======== Listed records
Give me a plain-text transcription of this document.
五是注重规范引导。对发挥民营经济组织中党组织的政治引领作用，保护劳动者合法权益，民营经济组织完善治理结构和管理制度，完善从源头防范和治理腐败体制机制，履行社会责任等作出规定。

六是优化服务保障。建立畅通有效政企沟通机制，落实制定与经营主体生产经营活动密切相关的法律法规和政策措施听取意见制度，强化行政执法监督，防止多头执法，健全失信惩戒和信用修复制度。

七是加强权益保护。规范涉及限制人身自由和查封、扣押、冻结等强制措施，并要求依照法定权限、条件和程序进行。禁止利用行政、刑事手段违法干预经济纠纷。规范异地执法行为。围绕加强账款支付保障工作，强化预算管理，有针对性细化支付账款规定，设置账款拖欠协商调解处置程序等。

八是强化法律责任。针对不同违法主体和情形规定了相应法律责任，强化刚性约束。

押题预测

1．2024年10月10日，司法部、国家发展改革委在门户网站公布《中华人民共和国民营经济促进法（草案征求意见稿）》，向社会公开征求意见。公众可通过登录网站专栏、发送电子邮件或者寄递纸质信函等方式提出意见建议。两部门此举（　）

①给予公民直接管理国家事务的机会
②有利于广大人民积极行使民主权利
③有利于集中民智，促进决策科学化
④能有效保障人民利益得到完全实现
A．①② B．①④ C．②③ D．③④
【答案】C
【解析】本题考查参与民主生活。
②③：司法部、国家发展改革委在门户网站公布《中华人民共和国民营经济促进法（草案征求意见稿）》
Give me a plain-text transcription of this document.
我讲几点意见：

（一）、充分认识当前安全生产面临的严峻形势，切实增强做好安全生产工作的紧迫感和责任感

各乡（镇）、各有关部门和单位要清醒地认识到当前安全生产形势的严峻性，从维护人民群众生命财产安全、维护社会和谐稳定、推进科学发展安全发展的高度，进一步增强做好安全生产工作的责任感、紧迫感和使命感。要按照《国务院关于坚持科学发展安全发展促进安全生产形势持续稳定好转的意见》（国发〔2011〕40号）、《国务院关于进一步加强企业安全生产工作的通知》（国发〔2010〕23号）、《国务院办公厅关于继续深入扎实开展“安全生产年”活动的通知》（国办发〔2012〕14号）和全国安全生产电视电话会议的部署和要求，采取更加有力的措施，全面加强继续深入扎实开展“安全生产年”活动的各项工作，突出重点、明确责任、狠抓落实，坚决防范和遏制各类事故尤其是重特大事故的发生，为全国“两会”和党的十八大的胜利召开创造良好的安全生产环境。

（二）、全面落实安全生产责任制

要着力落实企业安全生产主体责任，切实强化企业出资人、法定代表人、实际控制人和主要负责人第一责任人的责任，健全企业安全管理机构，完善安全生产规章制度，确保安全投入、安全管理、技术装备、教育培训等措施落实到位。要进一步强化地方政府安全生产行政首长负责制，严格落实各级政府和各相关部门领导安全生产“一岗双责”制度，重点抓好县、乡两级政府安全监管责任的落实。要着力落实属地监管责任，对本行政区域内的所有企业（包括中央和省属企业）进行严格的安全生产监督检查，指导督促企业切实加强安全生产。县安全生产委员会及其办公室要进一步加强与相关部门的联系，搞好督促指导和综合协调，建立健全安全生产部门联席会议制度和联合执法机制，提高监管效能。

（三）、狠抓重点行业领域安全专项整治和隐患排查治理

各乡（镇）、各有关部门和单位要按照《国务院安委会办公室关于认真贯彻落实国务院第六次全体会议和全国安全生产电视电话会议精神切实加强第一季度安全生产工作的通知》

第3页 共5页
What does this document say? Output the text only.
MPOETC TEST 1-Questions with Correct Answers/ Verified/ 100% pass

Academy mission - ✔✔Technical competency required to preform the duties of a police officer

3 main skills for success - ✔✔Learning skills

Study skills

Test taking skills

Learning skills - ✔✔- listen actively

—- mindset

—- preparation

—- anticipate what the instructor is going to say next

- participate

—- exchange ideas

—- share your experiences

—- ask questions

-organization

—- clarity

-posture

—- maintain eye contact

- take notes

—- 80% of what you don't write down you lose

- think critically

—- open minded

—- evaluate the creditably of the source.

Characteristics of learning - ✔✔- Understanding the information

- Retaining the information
================
**Exercise task**
Check each line above for "skills" and return the ones that have it.

**Output for this exercise**
3 main skills for success - ✔✔Learning skills
Study skills
Test taking skills
Learning skills - ✔✔- listen actively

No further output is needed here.